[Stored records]
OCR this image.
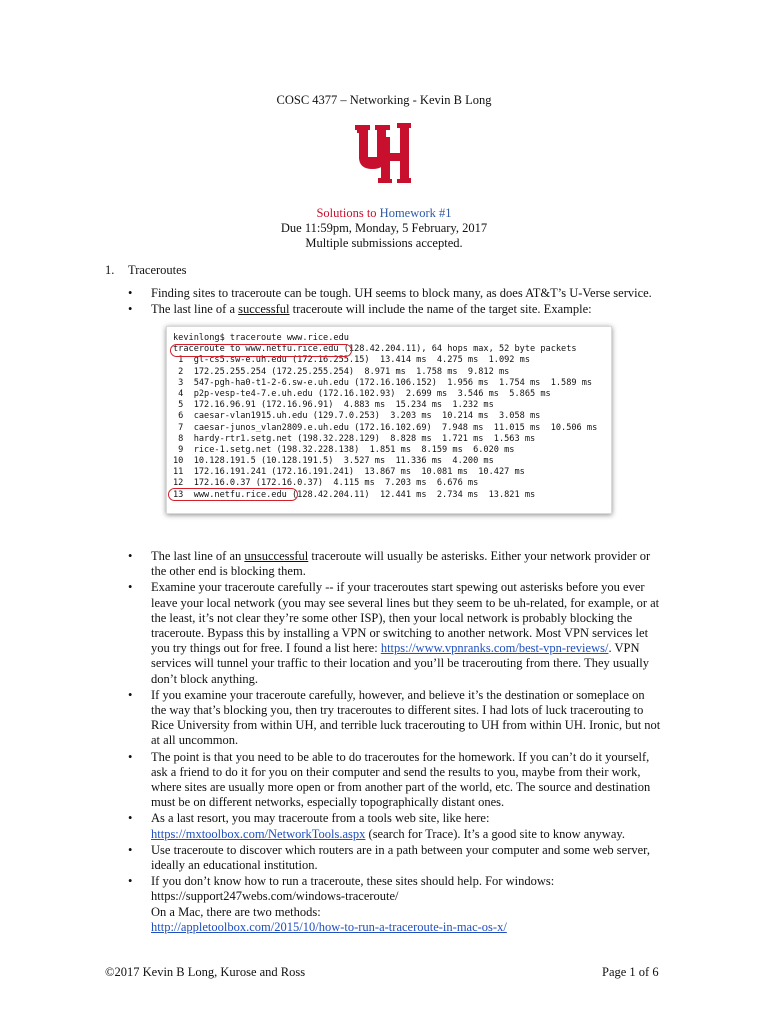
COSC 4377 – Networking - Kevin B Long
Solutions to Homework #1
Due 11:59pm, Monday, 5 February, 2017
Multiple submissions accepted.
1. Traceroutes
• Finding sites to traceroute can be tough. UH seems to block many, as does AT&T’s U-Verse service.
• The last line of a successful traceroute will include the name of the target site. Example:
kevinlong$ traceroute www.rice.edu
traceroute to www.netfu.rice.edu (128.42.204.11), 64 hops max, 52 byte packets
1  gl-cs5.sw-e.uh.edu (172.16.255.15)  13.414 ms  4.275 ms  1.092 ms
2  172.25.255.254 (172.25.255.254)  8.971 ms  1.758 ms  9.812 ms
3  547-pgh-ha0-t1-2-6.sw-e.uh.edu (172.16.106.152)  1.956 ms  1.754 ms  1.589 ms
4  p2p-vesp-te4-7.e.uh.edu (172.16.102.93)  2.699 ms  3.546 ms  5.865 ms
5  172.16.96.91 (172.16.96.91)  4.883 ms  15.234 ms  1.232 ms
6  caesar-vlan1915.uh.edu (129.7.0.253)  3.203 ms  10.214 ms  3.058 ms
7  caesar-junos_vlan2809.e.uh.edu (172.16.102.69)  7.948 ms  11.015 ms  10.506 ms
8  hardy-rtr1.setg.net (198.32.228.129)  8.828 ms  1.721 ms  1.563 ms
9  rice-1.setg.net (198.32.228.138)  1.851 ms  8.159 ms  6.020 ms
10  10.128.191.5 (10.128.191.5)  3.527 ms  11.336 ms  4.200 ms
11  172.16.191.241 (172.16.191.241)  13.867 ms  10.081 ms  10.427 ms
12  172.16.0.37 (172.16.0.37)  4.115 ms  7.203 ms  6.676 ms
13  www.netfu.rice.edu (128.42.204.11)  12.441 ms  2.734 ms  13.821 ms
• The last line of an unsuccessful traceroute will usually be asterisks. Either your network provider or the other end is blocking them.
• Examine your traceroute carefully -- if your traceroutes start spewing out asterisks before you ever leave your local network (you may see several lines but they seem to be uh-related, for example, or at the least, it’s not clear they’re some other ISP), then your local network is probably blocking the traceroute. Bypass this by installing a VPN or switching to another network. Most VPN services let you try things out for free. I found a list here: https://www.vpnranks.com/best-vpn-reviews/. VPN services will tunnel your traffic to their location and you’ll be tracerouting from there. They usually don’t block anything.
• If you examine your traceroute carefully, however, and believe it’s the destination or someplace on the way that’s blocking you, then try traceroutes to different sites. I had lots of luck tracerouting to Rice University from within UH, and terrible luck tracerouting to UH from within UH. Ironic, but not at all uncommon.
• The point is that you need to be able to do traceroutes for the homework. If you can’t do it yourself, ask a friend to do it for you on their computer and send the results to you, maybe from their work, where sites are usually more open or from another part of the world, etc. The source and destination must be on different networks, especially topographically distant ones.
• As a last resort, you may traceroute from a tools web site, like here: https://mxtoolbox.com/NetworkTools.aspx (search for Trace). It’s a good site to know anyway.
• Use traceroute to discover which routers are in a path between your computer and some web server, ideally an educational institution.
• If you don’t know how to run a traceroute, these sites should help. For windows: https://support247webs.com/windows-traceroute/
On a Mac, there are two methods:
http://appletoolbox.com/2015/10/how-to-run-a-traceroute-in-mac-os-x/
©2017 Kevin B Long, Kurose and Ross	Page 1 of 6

--

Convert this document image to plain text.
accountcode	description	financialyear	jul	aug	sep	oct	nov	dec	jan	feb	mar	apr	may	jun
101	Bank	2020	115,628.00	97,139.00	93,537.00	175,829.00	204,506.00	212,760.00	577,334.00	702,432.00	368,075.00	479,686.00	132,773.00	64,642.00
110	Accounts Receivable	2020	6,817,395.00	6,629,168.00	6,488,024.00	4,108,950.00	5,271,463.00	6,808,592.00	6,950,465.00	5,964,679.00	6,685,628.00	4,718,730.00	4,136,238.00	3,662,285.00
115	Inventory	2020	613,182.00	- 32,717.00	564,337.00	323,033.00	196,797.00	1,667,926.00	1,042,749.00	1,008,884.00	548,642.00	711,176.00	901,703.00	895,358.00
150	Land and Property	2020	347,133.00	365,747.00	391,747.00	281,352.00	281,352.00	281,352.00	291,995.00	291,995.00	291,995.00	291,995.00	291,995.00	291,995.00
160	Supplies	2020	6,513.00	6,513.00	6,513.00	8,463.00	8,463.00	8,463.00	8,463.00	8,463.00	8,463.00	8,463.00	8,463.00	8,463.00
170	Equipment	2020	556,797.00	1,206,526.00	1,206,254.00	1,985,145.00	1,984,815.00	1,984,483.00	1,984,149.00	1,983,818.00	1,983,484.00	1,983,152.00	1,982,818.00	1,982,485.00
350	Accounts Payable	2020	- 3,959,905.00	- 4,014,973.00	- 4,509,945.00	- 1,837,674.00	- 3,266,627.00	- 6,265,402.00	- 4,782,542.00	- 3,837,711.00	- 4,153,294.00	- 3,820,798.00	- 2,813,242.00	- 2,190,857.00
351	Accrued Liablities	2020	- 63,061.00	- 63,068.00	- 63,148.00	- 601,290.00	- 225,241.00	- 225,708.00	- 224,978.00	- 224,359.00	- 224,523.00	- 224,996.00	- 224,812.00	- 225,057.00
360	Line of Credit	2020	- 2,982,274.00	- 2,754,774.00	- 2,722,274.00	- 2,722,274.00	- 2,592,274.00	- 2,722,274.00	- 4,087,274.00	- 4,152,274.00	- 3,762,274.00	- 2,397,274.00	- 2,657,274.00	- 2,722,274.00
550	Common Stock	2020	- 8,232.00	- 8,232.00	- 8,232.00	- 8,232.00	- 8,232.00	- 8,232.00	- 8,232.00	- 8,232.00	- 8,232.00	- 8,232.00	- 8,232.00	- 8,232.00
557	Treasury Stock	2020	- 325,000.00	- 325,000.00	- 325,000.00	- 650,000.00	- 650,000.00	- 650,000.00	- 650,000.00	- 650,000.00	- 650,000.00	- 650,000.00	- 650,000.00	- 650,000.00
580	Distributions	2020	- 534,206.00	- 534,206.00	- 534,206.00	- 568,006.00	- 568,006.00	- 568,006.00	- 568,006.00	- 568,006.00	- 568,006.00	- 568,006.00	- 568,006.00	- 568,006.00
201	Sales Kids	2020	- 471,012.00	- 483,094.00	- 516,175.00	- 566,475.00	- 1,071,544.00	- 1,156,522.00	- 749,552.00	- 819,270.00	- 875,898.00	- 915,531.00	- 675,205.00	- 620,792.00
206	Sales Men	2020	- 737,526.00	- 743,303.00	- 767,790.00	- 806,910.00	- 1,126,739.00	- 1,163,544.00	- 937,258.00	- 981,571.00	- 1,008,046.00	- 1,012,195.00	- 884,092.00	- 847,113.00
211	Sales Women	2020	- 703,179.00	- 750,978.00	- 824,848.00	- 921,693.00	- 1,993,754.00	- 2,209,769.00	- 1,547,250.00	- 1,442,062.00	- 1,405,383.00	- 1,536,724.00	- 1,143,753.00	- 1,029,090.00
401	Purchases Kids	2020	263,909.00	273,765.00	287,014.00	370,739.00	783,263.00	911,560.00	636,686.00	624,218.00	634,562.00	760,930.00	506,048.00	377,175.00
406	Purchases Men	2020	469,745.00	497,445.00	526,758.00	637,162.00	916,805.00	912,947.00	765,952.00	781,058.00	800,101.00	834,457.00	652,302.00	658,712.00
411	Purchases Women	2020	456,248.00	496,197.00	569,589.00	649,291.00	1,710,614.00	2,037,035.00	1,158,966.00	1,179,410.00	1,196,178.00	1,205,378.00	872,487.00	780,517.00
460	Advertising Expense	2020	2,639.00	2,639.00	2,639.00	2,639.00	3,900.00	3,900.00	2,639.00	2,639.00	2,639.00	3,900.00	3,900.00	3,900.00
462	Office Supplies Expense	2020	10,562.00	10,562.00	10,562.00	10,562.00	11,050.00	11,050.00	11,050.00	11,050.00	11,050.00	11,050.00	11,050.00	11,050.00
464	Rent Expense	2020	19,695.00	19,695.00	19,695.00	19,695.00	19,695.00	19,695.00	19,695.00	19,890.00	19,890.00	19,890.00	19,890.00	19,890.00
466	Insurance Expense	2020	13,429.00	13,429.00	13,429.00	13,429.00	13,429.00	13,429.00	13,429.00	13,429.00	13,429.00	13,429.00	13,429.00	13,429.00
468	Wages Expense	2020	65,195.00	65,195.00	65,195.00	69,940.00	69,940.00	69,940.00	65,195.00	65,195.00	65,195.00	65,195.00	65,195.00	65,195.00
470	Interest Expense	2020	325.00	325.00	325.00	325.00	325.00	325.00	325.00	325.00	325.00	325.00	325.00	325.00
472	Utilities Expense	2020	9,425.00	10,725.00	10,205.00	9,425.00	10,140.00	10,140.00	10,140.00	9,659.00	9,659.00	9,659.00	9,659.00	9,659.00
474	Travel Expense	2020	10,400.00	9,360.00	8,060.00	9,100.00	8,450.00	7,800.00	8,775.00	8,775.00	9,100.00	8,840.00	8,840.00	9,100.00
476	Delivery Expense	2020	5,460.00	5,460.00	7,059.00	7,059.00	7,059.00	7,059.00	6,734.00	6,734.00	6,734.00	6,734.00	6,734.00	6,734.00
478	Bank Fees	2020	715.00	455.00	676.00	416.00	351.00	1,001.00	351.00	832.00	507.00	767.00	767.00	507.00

==

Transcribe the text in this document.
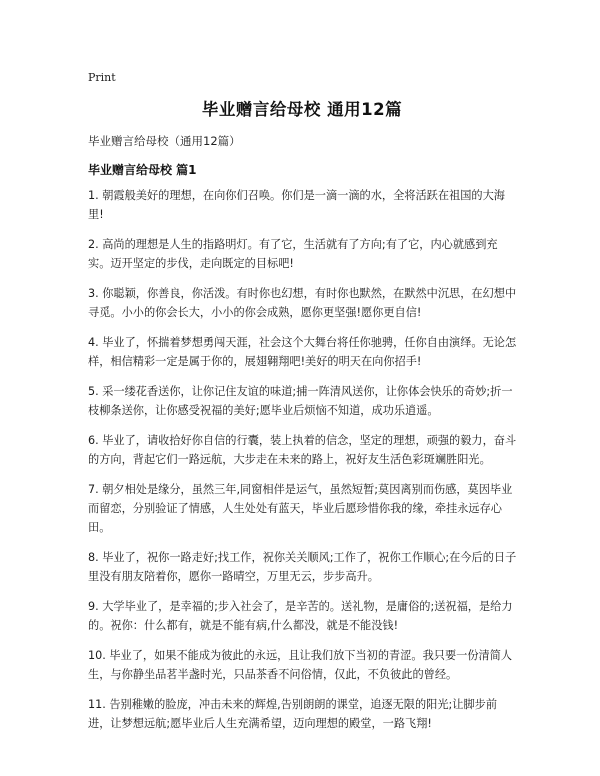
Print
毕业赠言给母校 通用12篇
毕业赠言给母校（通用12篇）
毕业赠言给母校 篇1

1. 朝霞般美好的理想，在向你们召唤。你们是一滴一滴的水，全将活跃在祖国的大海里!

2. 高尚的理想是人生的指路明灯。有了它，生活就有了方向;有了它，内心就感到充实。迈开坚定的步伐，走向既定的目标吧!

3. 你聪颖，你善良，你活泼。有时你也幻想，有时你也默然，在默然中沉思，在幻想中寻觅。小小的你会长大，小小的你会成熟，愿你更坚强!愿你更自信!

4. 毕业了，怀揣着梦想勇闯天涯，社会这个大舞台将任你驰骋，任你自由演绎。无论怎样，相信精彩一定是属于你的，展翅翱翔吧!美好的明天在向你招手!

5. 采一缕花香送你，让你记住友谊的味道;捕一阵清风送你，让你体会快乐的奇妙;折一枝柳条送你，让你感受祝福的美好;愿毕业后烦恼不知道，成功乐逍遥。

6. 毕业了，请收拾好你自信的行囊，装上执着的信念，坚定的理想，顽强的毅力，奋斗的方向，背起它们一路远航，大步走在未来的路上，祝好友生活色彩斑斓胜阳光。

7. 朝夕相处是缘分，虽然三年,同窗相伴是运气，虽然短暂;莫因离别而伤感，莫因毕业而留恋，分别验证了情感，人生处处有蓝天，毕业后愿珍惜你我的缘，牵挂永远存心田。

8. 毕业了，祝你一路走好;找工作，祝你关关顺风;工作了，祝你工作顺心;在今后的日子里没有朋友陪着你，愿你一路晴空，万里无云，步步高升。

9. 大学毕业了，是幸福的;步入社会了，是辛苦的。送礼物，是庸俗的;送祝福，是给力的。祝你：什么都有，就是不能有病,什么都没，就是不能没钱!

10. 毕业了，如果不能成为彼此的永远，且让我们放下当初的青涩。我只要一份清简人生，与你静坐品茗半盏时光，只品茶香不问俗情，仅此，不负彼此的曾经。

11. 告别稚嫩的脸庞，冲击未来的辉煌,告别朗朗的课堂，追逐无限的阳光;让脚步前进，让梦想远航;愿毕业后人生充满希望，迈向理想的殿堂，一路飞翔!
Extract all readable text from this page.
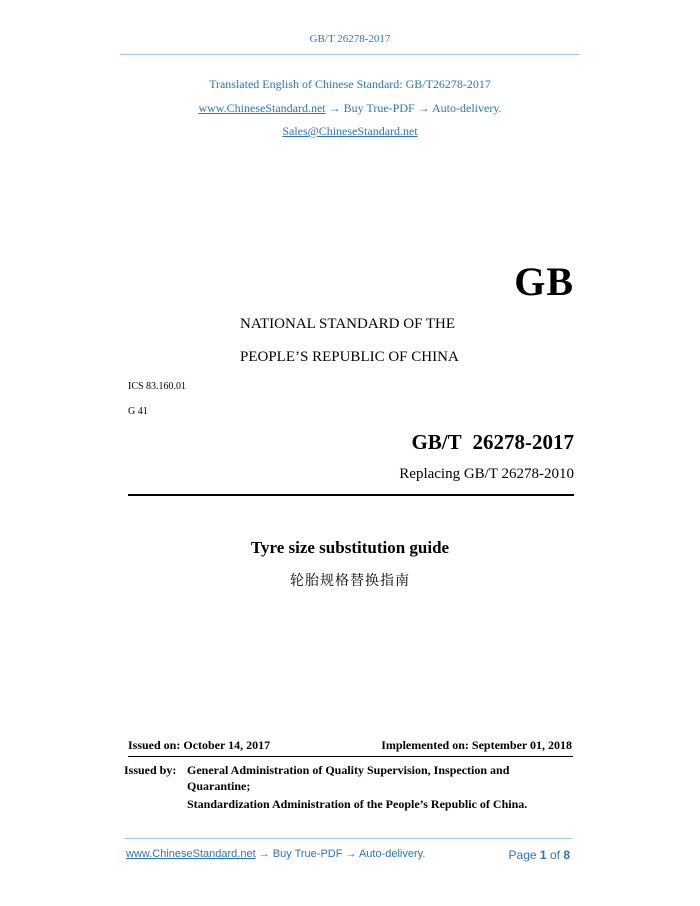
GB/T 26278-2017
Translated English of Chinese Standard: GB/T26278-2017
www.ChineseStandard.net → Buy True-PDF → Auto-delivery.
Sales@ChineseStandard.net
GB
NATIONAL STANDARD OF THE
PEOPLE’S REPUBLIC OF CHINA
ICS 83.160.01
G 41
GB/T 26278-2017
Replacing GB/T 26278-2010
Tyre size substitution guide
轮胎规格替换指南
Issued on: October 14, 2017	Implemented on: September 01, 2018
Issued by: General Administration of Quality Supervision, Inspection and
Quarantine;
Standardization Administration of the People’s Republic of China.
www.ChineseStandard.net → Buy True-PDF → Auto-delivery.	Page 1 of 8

§ WHAT TO WORK ON
Filter the records for lines holding the string "True". Copy each one.

§ EXERCISE SOLUTION
www.ChineseStandard.net → Buy True-PDF → Auto-delivery.
www.ChineseStandard.net → Buy True-PDF → Auto-delivery.	Page 1 of 8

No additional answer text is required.